**Rows:**
________________

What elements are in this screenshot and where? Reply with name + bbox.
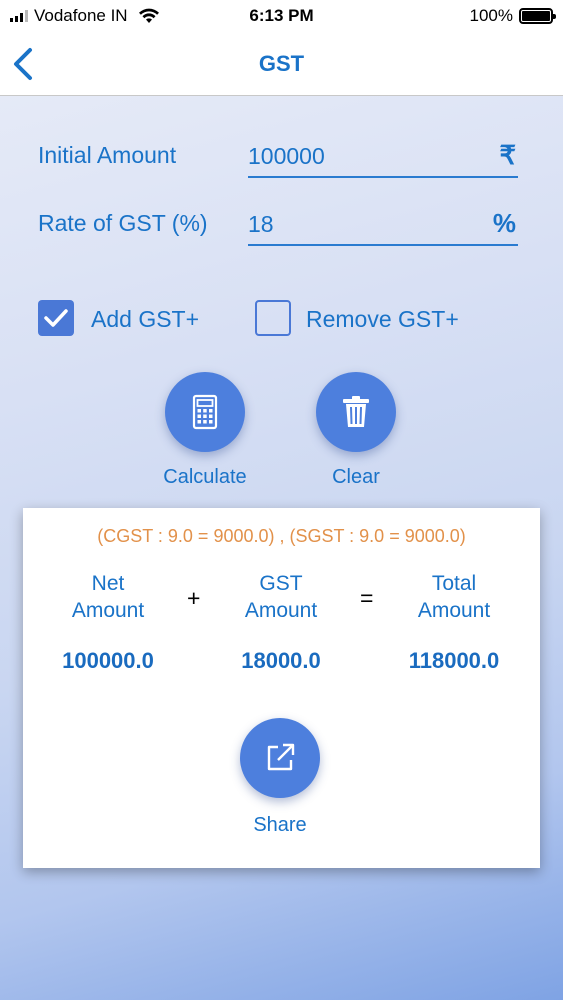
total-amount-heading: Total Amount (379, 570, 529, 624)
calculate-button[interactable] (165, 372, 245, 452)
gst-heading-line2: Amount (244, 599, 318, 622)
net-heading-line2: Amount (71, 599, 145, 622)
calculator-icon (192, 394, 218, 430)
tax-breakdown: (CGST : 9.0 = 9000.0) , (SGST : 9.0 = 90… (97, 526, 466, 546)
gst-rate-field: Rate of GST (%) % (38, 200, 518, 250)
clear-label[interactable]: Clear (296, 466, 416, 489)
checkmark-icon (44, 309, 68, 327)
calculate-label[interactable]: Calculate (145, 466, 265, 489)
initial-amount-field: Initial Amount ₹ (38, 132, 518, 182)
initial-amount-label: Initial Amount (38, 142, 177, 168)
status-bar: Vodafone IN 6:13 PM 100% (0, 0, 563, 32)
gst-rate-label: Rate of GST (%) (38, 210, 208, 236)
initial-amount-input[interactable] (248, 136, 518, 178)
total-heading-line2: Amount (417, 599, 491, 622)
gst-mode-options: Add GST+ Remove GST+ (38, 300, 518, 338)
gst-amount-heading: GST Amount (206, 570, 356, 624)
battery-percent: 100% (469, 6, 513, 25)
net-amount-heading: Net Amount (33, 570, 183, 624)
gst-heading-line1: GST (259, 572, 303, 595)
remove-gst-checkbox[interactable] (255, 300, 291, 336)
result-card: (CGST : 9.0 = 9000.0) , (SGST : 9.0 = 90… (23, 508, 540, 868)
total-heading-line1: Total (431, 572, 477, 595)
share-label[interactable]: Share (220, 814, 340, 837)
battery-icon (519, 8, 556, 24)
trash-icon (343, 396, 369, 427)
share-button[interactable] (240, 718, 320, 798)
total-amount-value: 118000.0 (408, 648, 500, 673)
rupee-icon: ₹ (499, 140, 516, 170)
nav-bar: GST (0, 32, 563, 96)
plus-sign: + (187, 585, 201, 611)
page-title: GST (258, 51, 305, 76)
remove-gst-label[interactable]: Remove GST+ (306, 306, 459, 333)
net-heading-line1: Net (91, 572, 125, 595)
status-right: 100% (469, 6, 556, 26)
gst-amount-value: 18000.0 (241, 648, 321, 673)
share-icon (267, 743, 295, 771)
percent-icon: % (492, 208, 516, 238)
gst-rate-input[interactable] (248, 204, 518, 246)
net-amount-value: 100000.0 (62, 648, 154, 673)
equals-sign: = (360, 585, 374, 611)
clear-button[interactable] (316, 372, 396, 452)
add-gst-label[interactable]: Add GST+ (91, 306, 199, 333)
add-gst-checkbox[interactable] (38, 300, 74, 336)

________________

**Set problem:**
Copy out the part of the listing above that opens with the line containing "total-amount-heading: Total Amount" and runs through the end of the listing, keeping every line the same.

**Task output:**
total-amount-heading: Total Amount (379, 570, 529, 624)
calculate-button[interactable] (165, 372, 245, 452)
gst-heading-line2: Amount (244, 599, 318, 622)
net-heading-line2: Amount (71, 599, 145, 622)
calculator-icon (192, 394, 218, 430)
tax-breakdown: (CGST : 9.0 = 9000.0) , (SGST : 9.0 = 90… (97, 526, 466, 546)
gst-rate-field: Rate of GST (%) % (38, 200, 518, 250)
clear-label[interactable]: Clear (296, 466, 416, 489)
checkmark-icon (44, 309, 68, 327)
calculate-label[interactable]: Calculate (145, 466, 265, 489)
initial-amount-field: Initial Amount ₹ (38, 132, 518, 182)
initial-amount-label: Initial Amount (38, 142, 177, 168)
status-bar: Vodafone IN 6:13 PM 100% (0, 0, 563, 32)
gst-rate-label: Rate of GST (%) (38, 210, 208, 236)
initial-amount-input[interactable] (248, 136, 518, 178)
total-heading-line2: Amount (417, 599, 491, 622)
gst-mode-options: Add GST+ Remove GST+ (38, 300, 518, 338)
gst-amount-heading: GST Amount (206, 570, 356, 624)
battery-percent: 100% (469, 6, 513, 25)
net-amount-heading: Net Amount (33, 570, 183, 624)
gst-heading-line1: GST (259, 572, 303, 595)
remove-gst-checkbox[interactable] (255, 300, 291, 336)
result-card: (CGST : 9.0 = 9000.0) , (SGST : 9.0 = 90… (23, 508, 540, 868)
total-heading-line1: Total (431, 572, 477, 595)
share-label[interactable]: Share (220, 814, 340, 837)
battery-icon (519, 8, 556, 24)
trash-icon (343, 396, 369, 427)
share-button[interactable] (240, 718, 320, 798)
total-amount-value: 118000.0 (408, 648, 500, 673)
rupee-icon: ₹ (499, 140, 516, 170)
nav-bar: GST (0, 32, 563, 96)
plus-sign: + (187, 585, 201, 611)
page-title: GST (258, 51, 305, 76)
remove-gst-label[interactable]: Remove GST+ (306, 306, 459, 333)
net-heading-line1: Net (91, 572, 125, 595)
status-right: 100% (469, 6, 556, 26)
gst-amount-value: 18000.0 (241, 648, 321, 673)
share-icon (267, 743, 295, 771)
percent-icon: % (492, 208, 516, 238)
gst-rate-input[interactable] (248, 204, 518, 246)
net-amount-value: 100000.0 (62, 648, 154, 673)
equals-sign: = (360, 585, 374, 611)
clear-button[interactable] (316, 372, 396, 452)
add-gst-label[interactable]: Add GST+ (91, 306, 199, 333)
add-gst-checkbox[interactable] (38, 300, 74, 336)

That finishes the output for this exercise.